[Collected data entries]
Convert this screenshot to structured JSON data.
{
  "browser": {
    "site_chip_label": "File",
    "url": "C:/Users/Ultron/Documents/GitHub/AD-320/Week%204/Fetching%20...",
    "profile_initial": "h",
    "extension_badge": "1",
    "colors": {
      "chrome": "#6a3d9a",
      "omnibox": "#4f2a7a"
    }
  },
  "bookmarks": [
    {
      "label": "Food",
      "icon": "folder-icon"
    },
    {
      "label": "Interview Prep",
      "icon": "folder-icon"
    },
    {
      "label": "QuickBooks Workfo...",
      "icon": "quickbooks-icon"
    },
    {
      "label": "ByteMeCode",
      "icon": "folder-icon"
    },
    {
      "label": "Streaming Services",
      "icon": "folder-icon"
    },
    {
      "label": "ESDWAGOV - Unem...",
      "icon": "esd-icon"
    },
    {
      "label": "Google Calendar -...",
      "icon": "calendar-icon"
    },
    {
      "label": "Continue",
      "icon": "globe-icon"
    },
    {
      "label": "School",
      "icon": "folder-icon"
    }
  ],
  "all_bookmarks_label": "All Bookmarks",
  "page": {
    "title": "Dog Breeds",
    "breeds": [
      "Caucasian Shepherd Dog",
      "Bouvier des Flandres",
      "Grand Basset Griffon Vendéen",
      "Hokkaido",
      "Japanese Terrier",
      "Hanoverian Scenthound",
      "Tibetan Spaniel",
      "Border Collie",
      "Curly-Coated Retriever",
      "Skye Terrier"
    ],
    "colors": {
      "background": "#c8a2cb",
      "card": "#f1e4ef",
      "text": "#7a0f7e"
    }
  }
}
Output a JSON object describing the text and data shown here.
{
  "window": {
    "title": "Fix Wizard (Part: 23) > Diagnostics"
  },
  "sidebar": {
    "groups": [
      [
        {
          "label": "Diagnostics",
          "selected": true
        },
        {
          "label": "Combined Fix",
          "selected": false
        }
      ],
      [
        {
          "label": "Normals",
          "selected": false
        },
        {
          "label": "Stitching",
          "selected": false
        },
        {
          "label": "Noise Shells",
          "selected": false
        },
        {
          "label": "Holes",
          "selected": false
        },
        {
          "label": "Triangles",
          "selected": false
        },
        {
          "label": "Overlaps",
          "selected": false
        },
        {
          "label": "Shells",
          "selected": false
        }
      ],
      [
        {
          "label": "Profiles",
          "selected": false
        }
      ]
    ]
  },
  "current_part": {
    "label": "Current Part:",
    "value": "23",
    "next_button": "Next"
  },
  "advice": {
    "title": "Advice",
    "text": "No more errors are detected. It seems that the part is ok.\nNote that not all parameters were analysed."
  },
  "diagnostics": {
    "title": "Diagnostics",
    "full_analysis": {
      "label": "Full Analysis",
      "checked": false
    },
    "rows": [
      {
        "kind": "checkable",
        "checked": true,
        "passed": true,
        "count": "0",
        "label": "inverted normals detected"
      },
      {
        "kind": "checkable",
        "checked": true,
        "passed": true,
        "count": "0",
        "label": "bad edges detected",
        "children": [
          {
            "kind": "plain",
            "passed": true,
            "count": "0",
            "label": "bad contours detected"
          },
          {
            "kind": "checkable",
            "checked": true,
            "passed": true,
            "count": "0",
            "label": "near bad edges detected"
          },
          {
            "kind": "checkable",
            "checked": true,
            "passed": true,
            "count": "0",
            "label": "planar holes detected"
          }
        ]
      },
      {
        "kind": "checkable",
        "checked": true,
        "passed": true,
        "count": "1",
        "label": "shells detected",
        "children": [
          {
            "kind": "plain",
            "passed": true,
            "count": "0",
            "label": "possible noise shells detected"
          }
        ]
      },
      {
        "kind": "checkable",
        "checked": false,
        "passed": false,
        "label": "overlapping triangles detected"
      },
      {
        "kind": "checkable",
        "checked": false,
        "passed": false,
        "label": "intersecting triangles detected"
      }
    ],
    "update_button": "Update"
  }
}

#### Set problem
Generate an exact reproduction of all entries.

#### Full answer
Convert this screenshot to structured JSON data.
{
  "browser": {
    "site_chip_label": "File",
    "url": "C:/Users/Ultron/Documents/GitHub/AD-320/Week%204/Fetching%20...",
    "profile_initial": "h",
    "extension_badge": "1",
    "colors": {
      "chrome": "#6a3d9a",
      "omnibox": "#4f2a7a"
    }
  },
  "bookmarks": [
    {
      "label": "Food",
      "icon": "folder-icon"
    },
    {
      "label": "Interview Prep",
      "icon": "folder-icon"
    },
    {
      "label": "QuickBooks Workfo...",
      "icon": "quickbooks-icon"
    },
    {
      "label": "ByteMeCode",
      "icon": "folder-icon"
    },
    {
      "label": "Streaming Services",
      "icon": "folder-icon"
    },
    {
      "label": "ESDWAGOV - Unem...",
      "icon": "esd-icon"
    },
    {
      "label": "Google Calendar -...",
      "icon": "calendar-icon"
    },
    {
      "label": "Continue",
      "icon": "globe-icon"
    },
    {
      "label": "School",
      "icon": "folder-icon"
    }
  ],
  "all_bookmarks_label": "All Bookmarks",
  "page": {
    "title": "Dog Breeds",
    "breeds": [
      "Caucasian Shepherd Dog",
      "Bouvier des Flandres",
      "Grand Basset Griffon Vendéen",
      "Hokkaido",
      "Japanese Terrier",
      "Hanoverian Scenthound",
      "Tibetan Spaniel",
      "Border Collie",
      "Curly-Coated Retriever",
      "Skye Terrier"
    ],
    "colors": {
      "background": "#c8a2cb",
      "card": "#f1e4ef",
      "text": "#7a0f7e"
    }
  }
}
Output a JSON object describing the text and data shown here.
{
  "window": {
    "title": "Fix Wizard (Part: 23) > Diagnostics"
  },
  "sidebar": {
    "groups": [
      [
        {
          "label": "Diagnostics",
          "selected": true
        },
        {
          "label": "Combined Fix",
          "selected": false
        }
      ],
      [
        {
          "label": "Normals",
          "selected": false
        },
        {
          "label": "Stitching",
          "selected": false
        },
        {
          "label": "Noise Shells",
          "selected": false
        },
        {
          "label": "Holes",
          "selected": false
        },
        {
          "label": "Triangles",
          "selected": false
        },
        {
          "label": "Overlaps",
          "selected": false
        },
        {
          "label": "Shells",
          "selected": false
        }
      ],
      [
        {
          "label": "Profiles",
          "selected": false
        }
      ]
    ]
  },
  "current_part": {
    "label": "Current Part:",
    "value": "23",
    "next_button": "Next"
  },
  "advice": {
    "title": "Advice",
    "text": "No more errors are detected. It seems that the part is ok.\nNote that not all parameters were analysed."
  },
  "diagnostics": {
    "title": "Diagnostics",
    "full_analysis": {
      "label": "Full Analysis",
      "checked": false
    },
    "rows": [
      {
        "kind": "checkable",
        "checked": true,
        "passed": true,
        "count": "0",
        "label": "inverted normals detected"
      },
      {
        "kind": "checkable",
        "checked": true,
        "passed": true,
        "count": "0",
        "label": "bad edges detected",
        "children": [
          {
            "kind": "plain",
            "passed": true,
            "count": "0",
            "label": "bad contours detected"
          },
          {
            "kind": "checkable",
            "checked": true,
            "passed": true,
            "count": "0",
            "label": "near bad edges detected"
          },
          {
            "kind": "checkable",
            "checked": true,
            "passed": true,
            "count": "0",
            "label": "planar holes detected"
          }
        ]
      },
      {
        "kind": "checkable",
        "checked": true,
        "passed": true,
        "count": "1",
        "label": "shells detected",
        "children": [
          {
            "kind": "plain",
            "passed": true,
            "count": "0",
            "label": "possible noise shells detected"
          }
        ]
      },
      {
        "kind": "checkable",
        "checked": false,
        "passed": false,
        "label": "overlapping triangles detected"
      },
      {
        "kind": "checkable",
        "checked": false,
        "passed": false,
        "label": "intersecting triangles detected"
      }
    ],
    "update_button": "Update"
  }
}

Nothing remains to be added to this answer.